━━━━━ Data for the task

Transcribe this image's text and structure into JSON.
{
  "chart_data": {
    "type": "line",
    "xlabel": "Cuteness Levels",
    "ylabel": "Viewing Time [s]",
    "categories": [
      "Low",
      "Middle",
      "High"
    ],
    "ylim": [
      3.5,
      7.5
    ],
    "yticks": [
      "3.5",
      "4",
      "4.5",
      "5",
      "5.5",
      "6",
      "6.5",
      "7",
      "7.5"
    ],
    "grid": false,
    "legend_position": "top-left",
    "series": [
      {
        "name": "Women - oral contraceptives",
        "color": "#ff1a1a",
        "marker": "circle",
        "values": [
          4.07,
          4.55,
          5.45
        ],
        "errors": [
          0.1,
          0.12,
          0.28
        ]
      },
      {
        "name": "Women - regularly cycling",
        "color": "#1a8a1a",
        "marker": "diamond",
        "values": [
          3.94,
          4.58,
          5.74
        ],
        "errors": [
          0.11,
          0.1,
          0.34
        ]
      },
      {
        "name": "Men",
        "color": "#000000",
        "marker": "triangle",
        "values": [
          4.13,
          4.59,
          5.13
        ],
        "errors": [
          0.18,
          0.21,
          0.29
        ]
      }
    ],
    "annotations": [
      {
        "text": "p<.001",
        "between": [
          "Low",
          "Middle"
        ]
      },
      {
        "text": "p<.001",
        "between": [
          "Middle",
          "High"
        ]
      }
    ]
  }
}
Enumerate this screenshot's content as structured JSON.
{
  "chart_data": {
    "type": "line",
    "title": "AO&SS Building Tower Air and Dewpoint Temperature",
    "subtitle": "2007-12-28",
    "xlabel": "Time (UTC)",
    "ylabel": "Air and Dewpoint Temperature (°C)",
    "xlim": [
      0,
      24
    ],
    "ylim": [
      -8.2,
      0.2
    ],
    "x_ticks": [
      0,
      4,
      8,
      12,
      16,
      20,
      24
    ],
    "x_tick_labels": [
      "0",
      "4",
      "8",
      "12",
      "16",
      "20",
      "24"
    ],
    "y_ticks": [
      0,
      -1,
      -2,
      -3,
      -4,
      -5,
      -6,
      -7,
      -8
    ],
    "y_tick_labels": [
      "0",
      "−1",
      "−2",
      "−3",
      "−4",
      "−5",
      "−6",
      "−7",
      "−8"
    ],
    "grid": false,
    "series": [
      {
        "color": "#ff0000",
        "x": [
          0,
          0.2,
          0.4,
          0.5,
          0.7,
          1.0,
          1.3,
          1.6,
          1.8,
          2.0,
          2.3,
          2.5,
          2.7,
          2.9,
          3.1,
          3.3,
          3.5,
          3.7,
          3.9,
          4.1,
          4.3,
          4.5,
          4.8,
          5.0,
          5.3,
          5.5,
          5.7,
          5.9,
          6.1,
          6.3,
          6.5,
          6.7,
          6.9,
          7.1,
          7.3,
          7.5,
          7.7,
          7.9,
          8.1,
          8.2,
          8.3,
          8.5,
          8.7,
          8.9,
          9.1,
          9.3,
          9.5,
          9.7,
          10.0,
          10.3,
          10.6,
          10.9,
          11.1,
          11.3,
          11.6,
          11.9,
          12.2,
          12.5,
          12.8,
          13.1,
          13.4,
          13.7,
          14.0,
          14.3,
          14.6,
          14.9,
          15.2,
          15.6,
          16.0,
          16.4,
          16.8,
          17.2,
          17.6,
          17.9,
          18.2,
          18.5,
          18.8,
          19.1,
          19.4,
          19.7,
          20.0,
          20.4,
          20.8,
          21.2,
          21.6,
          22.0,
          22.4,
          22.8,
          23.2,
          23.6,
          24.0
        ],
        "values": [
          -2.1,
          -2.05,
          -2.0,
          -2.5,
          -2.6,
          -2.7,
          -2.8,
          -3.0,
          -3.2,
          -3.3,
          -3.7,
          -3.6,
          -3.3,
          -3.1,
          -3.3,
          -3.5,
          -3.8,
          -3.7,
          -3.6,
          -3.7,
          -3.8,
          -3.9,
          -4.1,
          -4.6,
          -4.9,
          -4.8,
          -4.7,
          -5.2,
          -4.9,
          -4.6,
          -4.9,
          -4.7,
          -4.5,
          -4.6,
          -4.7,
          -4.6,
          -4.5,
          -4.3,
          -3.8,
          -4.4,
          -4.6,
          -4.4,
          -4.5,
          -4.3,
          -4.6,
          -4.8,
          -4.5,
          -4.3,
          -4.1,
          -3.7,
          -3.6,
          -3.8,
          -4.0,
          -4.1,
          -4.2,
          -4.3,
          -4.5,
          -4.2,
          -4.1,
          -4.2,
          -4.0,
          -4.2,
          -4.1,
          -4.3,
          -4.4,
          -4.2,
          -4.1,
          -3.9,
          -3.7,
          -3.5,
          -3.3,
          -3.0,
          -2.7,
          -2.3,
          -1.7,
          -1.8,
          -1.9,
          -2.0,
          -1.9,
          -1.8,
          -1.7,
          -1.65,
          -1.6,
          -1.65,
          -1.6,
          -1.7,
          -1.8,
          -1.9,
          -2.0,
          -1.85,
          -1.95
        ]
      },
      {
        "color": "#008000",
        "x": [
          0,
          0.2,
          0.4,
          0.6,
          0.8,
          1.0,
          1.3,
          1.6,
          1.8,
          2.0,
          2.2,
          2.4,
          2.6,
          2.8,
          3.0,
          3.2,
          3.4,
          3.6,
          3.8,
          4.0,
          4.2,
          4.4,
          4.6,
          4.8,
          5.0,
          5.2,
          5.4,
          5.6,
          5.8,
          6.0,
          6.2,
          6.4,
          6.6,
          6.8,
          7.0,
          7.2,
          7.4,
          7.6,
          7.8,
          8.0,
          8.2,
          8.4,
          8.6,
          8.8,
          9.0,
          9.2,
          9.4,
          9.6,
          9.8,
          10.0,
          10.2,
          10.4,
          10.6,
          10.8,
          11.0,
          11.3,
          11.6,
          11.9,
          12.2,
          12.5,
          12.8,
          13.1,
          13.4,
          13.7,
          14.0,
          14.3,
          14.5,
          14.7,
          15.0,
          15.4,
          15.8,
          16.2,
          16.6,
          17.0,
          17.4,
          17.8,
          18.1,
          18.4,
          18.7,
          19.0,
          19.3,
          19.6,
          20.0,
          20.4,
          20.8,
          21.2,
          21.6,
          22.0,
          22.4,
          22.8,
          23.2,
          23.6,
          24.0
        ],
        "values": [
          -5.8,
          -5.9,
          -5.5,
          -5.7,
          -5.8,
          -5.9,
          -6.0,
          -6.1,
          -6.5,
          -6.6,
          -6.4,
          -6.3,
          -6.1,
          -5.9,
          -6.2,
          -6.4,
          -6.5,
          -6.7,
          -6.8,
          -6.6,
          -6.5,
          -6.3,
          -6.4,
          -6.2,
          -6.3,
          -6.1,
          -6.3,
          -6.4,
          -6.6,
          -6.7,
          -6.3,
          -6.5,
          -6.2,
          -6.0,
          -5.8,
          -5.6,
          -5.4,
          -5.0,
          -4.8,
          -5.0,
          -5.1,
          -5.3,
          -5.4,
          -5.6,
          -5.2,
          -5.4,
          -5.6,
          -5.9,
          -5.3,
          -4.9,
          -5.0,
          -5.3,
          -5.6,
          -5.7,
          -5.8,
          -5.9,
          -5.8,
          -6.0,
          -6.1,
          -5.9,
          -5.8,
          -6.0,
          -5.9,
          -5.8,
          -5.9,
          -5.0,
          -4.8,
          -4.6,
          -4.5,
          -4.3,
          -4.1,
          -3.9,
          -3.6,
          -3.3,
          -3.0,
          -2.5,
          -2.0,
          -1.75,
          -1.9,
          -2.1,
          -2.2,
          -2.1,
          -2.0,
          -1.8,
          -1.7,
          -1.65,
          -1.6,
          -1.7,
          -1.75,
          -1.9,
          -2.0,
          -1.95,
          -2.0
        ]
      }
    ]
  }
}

━━━━━━━━━━

### Exercise requirements
Repeat every line of the material exactly as given.

### Full solution
Transcribe this image's text and structure into JSON.
{
  "chart_data": {
    "type": "line",
    "xlabel": "Cuteness Levels",
    "ylabel": "Viewing Time [s]",
    "categories": [
      "Low",
      "Middle",
      "High"
    ],
    "ylim": [
      3.5,
      7.5
    ],
    "yticks": [
      "3.5",
      "4",
      "4.5",
      "5",
      "5.5",
      "6",
      "6.5",
      "7",
      "7.5"
    ],
    "grid": false,
    "legend_position": "top-left",
    "series": [
      {
        "name": "Women - oral contraceptives",
        "color": "#ff1a1a",
        "marker": "circle",
        "values": [
          4.07,
          4.55,
          5.45
        ],
        "errors": [
          0.1,
          0.12,
          0.28
        ]
      },
      {
        "name": "Women - regularly cycling",
        "color": "#1a8a1a",
        "marker": "diamond",
        "values": [
          3.94,
          4.58,
          5.74
        ],
        "errors": [
          0.11,
          0.1,
          0.34
        ]
      },
      {
        "name": "Men",
        "color": "#000000",
        "marker": "triangle",
        "values": [
          4.13,
          4.59,
          5.13
        ],
        "errors": [
          0.18,
          0.21,
          0.29
        ]
      }
    ],
    "annotations": [
      {
        "text": "p<.001",
        "between": [
          "Low",
          "Middle"
        ]
      },
      {
        "text": "p<.001",
        "between": [
          "Middle",
          "High"
        ]
      }
    ]
  }
}
Enumerate this screenshot's content as structured JSON.
{
  "chart_data": {
    "type": "line",
    "title": "AO&SS Building Tower Air and Dewpoint Temperature",
    "subtitle": "2007-12-28",
    "xlabel": "Time (UTC)",
    "ylabel": "Air and Dewpoint Temperature (°C)",
    "xlim": [
      0,
      24
    ],
    "ylim": [
      -8.2,
      0.2
    ],
    "x_ticks": [
      0,
      4,
      8,
      12,
      16,
      20,
      24
    ],
    "x_tick_labels": [
      "0",
      "4",
      "8",
      "12",
      "16",
      "20",
      "24"
    ],
    "y_ticks": [
      0,
      -1,
      -2,
      -3,
      -4,
      -5,
      -6,
      -7,
      -8
    ],
    "y_tick_labels": [
      "0",
      "−1",
      "−2",
      "−3",
      "−4",
      "−5",
      "−6",
      "−7",
      "−8"
    ],
    "grid": false,
    "series": [
      {
        "color": "#ff0000",
        "x": [
          0,
          0.2,
          0.4,
          0.5,
          0.7,
          1.0,
          1.3,
          1.6,
          1.8,
          2.0,
          2.3,
          2.5,
          2.7,
          2.9,
          3.1,
          3.3,
          3.5,
          3.7,
          3.9,
          4.1,
          4.3,
          4.5,
          4.8,
          5.0,
          5.3,
          5.5,
          5.7,
          5.9,
          6.1,
          6.3,
          6.5,
          6.7,
          6.9,
          7.1,
          7.3,
          7.5,
          7.7,
          7.9,
          8.1,
          8.2,
          8.3,
          8.5,
          8.7,
          8.9,
          9.1,
          9.3,
          9.5,
          9.7,
          10.0,
          10.3,
          10.6,
          10.9,
          11.1,
          11.3,
          11.6,
          11.9,
          12.2,
          12.5,
          12.8,
          13.1,
          13.4,
          13.7,
          14.0,
          14.3,
          14.6,
          14.9,
          15.2,
          15.6,
          16.0,
          16.4,
          16.8,
          17.2,
          17.6,
          17.9,
          18.2,
          18.5,
          18.8,
          19.1,
          19.4,
          19.7,
          20.0,
          20.4,
          20.8,
          21.2,
          21.6,
          22.0,
          22.4,
          22.8,
          23.2,
          23.6,
          24.0
        ],
        "values": [
          -2.1,
          -2.05,
          -2.0,
          -2.5,
          -2.6,
          -2.7,
          -2.8,
          -3.0,
          -3.2,
          -3.3,
          -3.7,
          -3.6,
          -3.3,
          -3.1,
          -3.3,
          -3.5,
          -3.8,
          -3.7,
          -3.6,
          -3.7,
          -3.8,
          -3.9,
          -4.1,
          -4.6,
          -4.9,
          -4.8,
          -4.7,
          -5.2,
          -4.9,
          -4.6,
          -4.9,
          -4.7,
          -4.5,
          -4.6,
          -4.7,
          -4.6,
          -4.5,
          -4.3,
          -3.8,
          -4.4,
          -4.6,
          -4.4,
          -4.5,
          -4.3,
          -4.6,
          -4.8,
          -4.5,
          -4.3,
          -4.1,
          -3.7,
          -3.6,
          -3.8,
          -4.0,
          -4.1,
          -4.2,
          -4.3,
          -4.5,
          -4.2,
          -4.1,
          -4.2,
          -4.0,
          -4.2,
          -4.1,
          -4.3,
          -4.4,
          -4.2,
          -4.1,
          -3.9,
          -3.7,
          -3.5,
          -3.3,
          -3.0,
          -2.7,
          -2.3,
          -1.7,
          -1.8,
          -1.9,
          -2.0,
          -1.9,
          -1.8,
          -1.7,
          -1.65,
          -1.6,
          -1.65,
          -1.6,
          -1.7,
          -1.8,
          -1.9,
          -2.0,
          -1.85,
          -1.95
        ]
      },
      {
        "color": "#008000",
        "x": [
          0,
          0.2,
          0.4,
          0.6,
          0.8,
          1.0,
          1.3,
          1.6,
          1.8,
          2.0,
          2.2,
          2.4,
          2.6,
          2.8,
          3.0,
          3.2,
          3.4,
          3.6,
          3.8,
          4.0,
          4.2,
          4.4,
          4.6,
          4.8,
          5.0,
          5.2,
          5.4,
          5.6,
          5.8,
          6.0,
          6.2,
          6.4,
          6.6,
          6.8,
          7.0,
          7.2,
          7.4,
          7.6,
          7.8,
          8.0,
          8.2,
          8.4,
          8.6,
          8.8,
          9.0,
          9.2,
          9.4,
          9.6,
          9.8,
          10.0,
          10.2,
          10.4,
          10.6,
          10.8,
          11.0,
          11.3,
          11.6,
          11.9,
          12.2,
          12.5,
          12.8,
          13.1,
          13.4,
          13.7,
          14.0,
          14.3,
          14.5,
          14.7,
          15.0,
          15.4,
          15.8,
          16.2,
          16.6,
          17.0,
          17.4,
          17.8,
          18.1,
          18.4,
          18.7,
          19.0,
          19.3,
          19.6,
          20.0,
          20.4,
          20.8,
          21.2,
          21.6,
          22.0,
          22.4,
          22.8,
          23.2,
          23.6,
          24.0
        ],
        "values": [
          -5.8,
          -5.9,
          -5.5,
          -5.7,
          -5.8,
          -5.9,
          -6.0,
          -6.1,
          -6.5,
          -6.6,
          -6.4,
          -6.3,
          -6.1,
          -5.9,
          -6.2,
          -6.4,
          -6.5,
          -6.7,
          -6.8,
          -6.6,
          -6.5,
          -6.3,
          -6.4,
          -6.2,
          -6.3,
          -6.1,
          -6.3,
          -6.4,
          -6.6,
          -6.7,
          -6.3,
          -6.5,
          -6.2,
          -6.0,
          -5.8,
          -5.6,
          -5.4,
          -5.0,
          -4.8,
          -5.0,
          -5.1,
          -5.3,
          -5.4,
          -5.6,
          -5.2,
          -5.4,
          -5.6,
          -5.9,
          -5.3,
          -4.9,
          -5.0,
          -5.3,
          -5.6,
          -5.7,
          -5.8,
          -5.9,
          -5.8,
          -6.0,
          -6.1,
          -5.9,
          -5.8,
          -6.0,
          -5.9,
          -5.8,
          -5.9,
          -5.0,
          -4.8,
          -4.6,
          -4.5,
          -4.3,
          -4.1,
          -3.9,
          -3.6,
          -3.3,
          -3.0,
          -2.5,
          -2.0,
          -1.75,
          -1.9,
          -2.1,
          -2.2,
          -2.1,
          -2.0,
          -1.8,
          -1.7,
          -1.65,
          -1.6,
          -1.7,
          -1.75,
          -1.9,
          -2.0,
          -1.95,
          -2.0
        ]
      }
    ]
  }
}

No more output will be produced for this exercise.